[Start]
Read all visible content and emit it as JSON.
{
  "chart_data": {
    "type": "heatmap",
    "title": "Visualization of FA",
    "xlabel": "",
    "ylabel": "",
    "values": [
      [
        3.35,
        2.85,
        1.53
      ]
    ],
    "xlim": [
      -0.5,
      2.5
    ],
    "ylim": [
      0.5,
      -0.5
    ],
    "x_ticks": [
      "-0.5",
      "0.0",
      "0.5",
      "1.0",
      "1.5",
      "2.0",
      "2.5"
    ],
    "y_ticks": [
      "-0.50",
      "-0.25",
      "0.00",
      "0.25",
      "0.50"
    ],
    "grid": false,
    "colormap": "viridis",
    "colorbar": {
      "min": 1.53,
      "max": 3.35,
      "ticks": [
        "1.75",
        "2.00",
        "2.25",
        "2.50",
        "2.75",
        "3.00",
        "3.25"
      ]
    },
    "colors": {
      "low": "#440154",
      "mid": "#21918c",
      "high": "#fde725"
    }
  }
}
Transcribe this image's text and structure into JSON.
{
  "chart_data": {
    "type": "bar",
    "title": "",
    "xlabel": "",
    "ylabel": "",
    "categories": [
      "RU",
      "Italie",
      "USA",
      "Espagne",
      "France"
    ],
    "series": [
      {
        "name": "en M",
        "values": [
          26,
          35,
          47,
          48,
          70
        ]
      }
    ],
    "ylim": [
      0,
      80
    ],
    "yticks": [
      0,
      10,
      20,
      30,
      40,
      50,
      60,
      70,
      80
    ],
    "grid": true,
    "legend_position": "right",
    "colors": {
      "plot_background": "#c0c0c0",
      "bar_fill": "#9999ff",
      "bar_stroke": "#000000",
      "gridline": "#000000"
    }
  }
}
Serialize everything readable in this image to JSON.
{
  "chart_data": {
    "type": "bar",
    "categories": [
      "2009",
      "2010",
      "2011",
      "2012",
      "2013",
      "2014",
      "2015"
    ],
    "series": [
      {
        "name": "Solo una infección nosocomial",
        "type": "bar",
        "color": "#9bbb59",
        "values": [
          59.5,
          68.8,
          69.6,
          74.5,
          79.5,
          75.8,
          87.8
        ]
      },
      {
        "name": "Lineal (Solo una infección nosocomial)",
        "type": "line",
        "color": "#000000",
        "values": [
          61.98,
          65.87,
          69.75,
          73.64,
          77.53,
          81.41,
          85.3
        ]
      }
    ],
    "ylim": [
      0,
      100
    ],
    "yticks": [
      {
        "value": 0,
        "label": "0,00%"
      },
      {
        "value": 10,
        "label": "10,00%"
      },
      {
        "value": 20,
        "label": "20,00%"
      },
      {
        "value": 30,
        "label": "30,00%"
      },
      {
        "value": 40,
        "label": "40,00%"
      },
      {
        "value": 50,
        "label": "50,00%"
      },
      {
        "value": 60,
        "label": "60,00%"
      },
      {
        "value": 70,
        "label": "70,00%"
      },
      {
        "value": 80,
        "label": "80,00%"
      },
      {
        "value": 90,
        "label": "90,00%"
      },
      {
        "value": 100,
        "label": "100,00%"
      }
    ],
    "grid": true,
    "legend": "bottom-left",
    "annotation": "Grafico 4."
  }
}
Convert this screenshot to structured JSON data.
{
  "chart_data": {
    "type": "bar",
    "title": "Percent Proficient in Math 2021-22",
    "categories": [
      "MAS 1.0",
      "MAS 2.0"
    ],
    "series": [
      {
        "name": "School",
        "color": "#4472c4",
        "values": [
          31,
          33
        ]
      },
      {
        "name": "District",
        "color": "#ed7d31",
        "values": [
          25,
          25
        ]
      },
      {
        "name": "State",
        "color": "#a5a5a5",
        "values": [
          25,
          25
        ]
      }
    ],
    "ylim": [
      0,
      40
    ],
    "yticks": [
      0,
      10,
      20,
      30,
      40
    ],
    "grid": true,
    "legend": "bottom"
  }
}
[End]
** Problem statement **
Exactly as written above, please repeat the entries.

** Finished answer **
Read all visible content and emit it as JSON.
{
  "chart_data": {
    "type": "heatmap",
    "title": "Visualization of FA",
    "xlabel": "",
    "ylabel": "",
    "values": [
      [
        3.35,
        2.85,
        1.53
      ]
    ],
    "xlim": [
      -0.5,
      2.5
    ],
    "ylim": [
      0.5,
      -0.5
    ],
    "x_ticks": [
      "-0.5",
      "0.0",
      "0.5",
      "1.0",
      "1.5",
      "2.0",
      "2.5"
    ],
    "y_ticks": [
      "-0.50",
      "-0.25",
      "0.00",
      "0.25",
      "0.50"
    ],
    "grid": false,
    "colormap": "viridis",
    "colorbar": {
      "min": 1.53,
      "max": 3.35,
      "ticks": [
        "1.75",
        "2.00",
        "2.25",
        "2.50",
        "2.75",
        "3.00",
        "3.25"
      ]
    },
    "colors": {
      "low": "#440154",
      "mid": "#21918c",
      "high": "#fde725"
    }
  }
}
Transcribe this image's text and structure into JSON.
{
  "chart_data": {
    "type": "bar",
    "title": "",
    "xlabel": "",
    "ylabel": "",
    "categories": [
      "RU",
      "Italie",
      "USA",
      "Espagne",
      "France"
    ],
    "series": [
      {
        "name": "en M",
        "values": [
          26,
          35,
          47,
          48,
          70
        ]
      }
    ],
    "ylim": [
      0,
      80
    ],
    "yticks": [
      0,
      10,
      20,
      30,
      40,
      50,
      60,
      70,
      80
    ],
    "grid": true,
    "legend_position": "right",
    "colors": {
      "plot_background": "#c0c0c0",
      "bar_fill": "#9999ff",
      "bar_stroke": "#000000",
      "gridline": "#000000"
    }
  }
}
Serialize everything readable in this image to JSON.
{
  "chart_data": {
    "type": "bar",
    "categories": [
      "2009",
      "2010",
      "2011",
      "2012",
      "2013",
      "2014",
      "2015"
    ],
    "series": [
      {
        "name": "Solo una infección nosocomial",
        "type": "bar",
        "color": "#9bbb59",
        "values": [
          59.5,
          68.8,
          69.6,
          74.5,
          79.5,
          75.8,
          87.8
        ]
      },
      {
        "name": "Lineal (Solo una infección nosocomial)",
        "type": "line",
        "color": "#000000",
        "values": [
          61.98,
          65.87,
          69.75,
          73.64,
          77.53,
          81.41,
          85.3
        ]
      }
    ],
    "ylim": [
      0,
      100
    ],
    "yticks": [
      {
        "value": 0,
        "label": "0,00%"
      },
      {
        "value": 10,
        "label": "10,00%"
      },
      {
        "value": 20,
        "label": "20,00%"
      },
      {
        "value": 30,
        "label": "30,00%"
      },
      {
        "value": 40,
        "label": "40,00%"
      },
      {
        "value": 50,
        "label": "50,00%"
      },
      {
        "value": 60,
        "label": "60,00%"
      },
      {
        "value": 70,
        "label": "70,00%"
      },
      {
        "value": 80,
        "label": "80,00%"
      },
      {
        "value": 90,
        "label": "90,00%"
      },
      {
        "value": 100,
        "label": "100,00%"
      }
    ],
    "grid": true,
    "legend": "bottom-left",
    "annotation": "Grafico 4."
  }
}
Convert this screenshot to structured JSON data.
{
  "chart_data": {
    "type": "bar",
    "title": "Percent Proficient in Math 2021-22",
    "categories": [
      "MAS 1.0",
      "MAS 2.0"
    ],
    "series": [
      {
        "name": "School",
        "color": "#4472c4",
        "values": [
          31,
          33
        ]
      },
      {
        "name": "District",
        "color": "#ed7d31",
        "values": [
          25,
          25
        ]
      },
      {
        "name": "State",
        "color": "#a5a5a5",
        "values": [
          25,
          25
        ]
      }
    ],
    "ylim": [
      0,
      40
    ],
    "yticks": [
      0,
      10,
      20,
      30,
      40
    ],
    "grid": true,
    "legend": "bottom"
  }
}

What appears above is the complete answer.